◆ Dataset rows about figures
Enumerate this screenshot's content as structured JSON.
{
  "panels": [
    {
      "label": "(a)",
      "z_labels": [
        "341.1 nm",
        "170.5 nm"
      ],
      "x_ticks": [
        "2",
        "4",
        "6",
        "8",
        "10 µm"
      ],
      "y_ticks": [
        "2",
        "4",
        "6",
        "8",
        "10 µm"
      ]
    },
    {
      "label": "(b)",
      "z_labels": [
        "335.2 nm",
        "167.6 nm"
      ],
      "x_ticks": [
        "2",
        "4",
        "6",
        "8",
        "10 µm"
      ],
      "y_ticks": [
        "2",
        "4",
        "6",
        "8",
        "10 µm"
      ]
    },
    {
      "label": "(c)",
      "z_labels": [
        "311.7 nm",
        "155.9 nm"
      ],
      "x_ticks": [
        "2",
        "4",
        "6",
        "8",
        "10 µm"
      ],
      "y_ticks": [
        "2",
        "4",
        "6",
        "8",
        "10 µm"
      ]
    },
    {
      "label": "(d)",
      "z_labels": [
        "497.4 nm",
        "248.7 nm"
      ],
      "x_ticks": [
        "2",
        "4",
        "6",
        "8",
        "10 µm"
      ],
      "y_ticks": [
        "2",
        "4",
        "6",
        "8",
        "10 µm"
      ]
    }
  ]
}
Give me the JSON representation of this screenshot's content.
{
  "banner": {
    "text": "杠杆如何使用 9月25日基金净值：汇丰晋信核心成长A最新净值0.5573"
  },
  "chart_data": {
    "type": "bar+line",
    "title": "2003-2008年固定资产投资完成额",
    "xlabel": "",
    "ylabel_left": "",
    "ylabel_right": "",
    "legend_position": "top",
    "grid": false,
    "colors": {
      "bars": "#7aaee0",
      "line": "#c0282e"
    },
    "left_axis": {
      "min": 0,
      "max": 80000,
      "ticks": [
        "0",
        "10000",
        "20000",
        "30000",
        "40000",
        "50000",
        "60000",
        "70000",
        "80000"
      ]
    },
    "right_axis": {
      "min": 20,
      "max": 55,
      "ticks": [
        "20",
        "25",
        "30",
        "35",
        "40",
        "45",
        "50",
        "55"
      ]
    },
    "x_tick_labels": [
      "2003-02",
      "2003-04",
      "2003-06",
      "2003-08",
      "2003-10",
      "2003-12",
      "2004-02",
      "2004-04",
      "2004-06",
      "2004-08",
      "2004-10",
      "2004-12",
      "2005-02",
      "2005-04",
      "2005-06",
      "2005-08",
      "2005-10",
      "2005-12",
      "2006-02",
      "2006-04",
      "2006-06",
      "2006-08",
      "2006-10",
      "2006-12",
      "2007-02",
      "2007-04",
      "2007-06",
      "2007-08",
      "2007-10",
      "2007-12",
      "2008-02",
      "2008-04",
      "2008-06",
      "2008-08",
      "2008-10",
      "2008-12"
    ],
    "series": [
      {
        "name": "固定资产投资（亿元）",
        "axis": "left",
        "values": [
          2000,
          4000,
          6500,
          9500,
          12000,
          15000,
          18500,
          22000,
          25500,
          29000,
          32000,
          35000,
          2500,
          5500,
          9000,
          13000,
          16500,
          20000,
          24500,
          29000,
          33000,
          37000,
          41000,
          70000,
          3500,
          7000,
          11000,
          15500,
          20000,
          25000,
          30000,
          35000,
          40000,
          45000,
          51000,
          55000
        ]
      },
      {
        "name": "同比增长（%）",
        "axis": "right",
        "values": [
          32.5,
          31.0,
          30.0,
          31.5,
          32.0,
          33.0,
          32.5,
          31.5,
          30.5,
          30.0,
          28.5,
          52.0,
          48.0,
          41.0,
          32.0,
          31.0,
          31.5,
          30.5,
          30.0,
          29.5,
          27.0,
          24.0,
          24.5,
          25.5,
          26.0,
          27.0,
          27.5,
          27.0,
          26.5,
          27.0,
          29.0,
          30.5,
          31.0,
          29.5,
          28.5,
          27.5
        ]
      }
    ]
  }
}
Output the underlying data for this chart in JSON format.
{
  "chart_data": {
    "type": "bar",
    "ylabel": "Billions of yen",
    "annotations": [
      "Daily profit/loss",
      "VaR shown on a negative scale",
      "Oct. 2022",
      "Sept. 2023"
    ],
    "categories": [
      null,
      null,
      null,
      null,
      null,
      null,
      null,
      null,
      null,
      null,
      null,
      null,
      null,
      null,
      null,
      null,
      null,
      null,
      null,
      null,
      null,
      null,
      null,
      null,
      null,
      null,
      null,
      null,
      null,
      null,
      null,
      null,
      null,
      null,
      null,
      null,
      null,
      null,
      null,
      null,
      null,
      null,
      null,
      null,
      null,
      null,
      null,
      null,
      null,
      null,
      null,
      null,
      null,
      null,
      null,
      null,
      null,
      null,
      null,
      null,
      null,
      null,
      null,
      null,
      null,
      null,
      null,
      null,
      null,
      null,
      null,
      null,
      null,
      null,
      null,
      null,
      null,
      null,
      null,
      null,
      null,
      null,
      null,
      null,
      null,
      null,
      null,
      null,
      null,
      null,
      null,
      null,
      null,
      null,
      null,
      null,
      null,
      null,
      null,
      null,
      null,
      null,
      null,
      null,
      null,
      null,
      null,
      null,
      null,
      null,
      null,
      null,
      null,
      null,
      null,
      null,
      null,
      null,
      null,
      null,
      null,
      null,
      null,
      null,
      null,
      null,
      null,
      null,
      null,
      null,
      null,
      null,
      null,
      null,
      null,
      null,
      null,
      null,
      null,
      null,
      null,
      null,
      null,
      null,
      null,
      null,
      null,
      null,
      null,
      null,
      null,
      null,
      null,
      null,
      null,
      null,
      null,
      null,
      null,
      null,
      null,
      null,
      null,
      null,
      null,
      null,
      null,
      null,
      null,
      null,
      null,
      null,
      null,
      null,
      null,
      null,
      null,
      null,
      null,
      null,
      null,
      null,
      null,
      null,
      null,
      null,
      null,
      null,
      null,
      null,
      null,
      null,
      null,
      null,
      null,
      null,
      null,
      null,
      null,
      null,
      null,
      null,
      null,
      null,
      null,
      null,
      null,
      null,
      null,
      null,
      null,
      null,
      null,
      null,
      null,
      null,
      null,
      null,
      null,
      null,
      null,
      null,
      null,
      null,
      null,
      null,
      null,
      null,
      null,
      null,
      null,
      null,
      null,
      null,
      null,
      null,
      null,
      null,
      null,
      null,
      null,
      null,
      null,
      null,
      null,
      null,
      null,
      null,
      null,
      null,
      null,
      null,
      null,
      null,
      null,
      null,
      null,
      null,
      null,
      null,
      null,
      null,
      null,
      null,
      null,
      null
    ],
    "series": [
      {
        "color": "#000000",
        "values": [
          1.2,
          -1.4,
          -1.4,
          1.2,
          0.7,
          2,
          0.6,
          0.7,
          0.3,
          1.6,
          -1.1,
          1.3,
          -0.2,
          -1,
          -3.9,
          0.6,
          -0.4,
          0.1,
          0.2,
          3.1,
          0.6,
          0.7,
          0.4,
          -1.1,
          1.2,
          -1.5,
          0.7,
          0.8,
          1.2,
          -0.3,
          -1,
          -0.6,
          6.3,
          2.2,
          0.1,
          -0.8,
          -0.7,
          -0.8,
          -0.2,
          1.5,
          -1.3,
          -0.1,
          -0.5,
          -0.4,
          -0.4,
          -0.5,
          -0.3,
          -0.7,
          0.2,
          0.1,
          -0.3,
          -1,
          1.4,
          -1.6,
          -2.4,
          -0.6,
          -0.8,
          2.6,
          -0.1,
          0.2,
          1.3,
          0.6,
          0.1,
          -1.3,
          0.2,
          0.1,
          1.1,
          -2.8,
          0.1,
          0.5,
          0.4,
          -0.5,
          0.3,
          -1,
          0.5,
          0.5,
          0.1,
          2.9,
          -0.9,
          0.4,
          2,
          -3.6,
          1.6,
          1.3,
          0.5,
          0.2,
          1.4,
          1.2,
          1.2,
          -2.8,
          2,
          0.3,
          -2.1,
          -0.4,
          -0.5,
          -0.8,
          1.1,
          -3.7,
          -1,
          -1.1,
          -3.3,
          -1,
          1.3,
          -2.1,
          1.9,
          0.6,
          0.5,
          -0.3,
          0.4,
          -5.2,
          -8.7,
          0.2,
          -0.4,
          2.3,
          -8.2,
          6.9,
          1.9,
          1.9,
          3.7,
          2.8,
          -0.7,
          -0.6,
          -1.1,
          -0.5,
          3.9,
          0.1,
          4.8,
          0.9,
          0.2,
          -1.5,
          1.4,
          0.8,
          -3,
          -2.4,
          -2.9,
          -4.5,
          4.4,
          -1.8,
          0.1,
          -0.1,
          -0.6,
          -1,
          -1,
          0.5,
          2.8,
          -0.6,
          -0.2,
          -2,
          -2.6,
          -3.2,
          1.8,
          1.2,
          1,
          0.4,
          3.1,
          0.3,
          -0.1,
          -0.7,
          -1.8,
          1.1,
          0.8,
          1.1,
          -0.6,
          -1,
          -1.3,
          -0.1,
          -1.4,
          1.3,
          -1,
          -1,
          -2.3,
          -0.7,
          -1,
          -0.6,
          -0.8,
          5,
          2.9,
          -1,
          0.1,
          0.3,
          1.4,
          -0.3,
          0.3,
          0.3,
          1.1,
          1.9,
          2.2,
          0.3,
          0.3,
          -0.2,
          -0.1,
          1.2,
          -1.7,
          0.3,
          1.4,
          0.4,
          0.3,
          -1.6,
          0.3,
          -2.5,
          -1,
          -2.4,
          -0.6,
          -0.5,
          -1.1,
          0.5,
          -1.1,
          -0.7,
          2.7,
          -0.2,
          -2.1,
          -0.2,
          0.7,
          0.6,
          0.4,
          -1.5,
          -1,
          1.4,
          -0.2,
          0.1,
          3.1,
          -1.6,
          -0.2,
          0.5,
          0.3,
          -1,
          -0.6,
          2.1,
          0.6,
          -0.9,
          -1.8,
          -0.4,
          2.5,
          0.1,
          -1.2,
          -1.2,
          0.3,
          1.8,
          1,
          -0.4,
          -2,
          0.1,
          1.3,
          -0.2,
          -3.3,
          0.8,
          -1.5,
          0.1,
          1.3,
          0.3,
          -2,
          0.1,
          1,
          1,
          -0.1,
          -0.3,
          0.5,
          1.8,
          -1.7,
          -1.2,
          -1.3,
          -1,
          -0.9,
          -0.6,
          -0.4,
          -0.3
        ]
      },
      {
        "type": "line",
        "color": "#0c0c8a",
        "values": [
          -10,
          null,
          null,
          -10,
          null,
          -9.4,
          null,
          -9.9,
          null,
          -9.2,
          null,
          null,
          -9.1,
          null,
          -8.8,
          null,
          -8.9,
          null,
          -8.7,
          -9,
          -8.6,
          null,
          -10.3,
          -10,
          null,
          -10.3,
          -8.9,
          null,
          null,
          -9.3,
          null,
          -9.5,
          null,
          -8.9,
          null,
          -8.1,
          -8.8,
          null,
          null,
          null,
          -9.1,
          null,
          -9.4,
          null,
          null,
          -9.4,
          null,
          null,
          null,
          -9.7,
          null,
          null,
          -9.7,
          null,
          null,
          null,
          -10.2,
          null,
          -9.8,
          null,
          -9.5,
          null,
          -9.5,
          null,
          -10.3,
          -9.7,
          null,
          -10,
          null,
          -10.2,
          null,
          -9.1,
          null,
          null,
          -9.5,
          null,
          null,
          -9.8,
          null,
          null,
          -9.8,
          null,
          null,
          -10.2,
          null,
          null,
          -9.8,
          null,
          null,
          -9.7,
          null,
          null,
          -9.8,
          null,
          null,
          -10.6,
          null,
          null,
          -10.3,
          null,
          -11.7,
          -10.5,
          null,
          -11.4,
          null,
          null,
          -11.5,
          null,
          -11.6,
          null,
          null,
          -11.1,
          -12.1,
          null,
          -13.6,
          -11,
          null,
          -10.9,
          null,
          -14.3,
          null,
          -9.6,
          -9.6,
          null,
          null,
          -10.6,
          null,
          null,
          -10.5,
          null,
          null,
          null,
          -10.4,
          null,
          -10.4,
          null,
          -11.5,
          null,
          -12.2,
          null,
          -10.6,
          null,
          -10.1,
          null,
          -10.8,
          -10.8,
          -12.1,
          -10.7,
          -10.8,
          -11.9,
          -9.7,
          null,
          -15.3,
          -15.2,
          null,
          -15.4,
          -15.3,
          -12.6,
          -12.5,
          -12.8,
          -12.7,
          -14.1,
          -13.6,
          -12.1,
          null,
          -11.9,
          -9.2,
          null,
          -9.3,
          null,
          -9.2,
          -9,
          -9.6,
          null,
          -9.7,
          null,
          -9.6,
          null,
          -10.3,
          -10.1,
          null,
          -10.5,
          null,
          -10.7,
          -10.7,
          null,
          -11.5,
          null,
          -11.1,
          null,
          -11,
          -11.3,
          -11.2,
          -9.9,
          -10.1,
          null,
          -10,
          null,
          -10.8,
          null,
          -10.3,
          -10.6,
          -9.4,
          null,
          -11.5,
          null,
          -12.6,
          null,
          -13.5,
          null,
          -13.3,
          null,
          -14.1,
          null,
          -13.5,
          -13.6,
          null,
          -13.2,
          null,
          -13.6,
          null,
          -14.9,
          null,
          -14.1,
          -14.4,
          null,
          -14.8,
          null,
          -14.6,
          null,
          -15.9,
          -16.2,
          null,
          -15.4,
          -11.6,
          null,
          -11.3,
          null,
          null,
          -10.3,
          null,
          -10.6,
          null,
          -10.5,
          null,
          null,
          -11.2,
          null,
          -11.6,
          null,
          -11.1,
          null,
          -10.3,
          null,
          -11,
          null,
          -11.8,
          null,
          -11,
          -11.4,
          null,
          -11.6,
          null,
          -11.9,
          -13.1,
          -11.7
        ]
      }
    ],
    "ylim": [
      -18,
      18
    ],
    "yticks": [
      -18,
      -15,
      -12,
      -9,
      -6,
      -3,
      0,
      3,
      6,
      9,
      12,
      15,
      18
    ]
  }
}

◆ WHAT THE TASK REQUIRES
In the material above, show every line where the word "this" turns up.

◆ SOLUTION TO THE PROBLEM
Enumerate this screenshot's content as structured JSON.
Give me the JSON representation of this screenshot's content.
Output the underlying data for this chart in JSON format.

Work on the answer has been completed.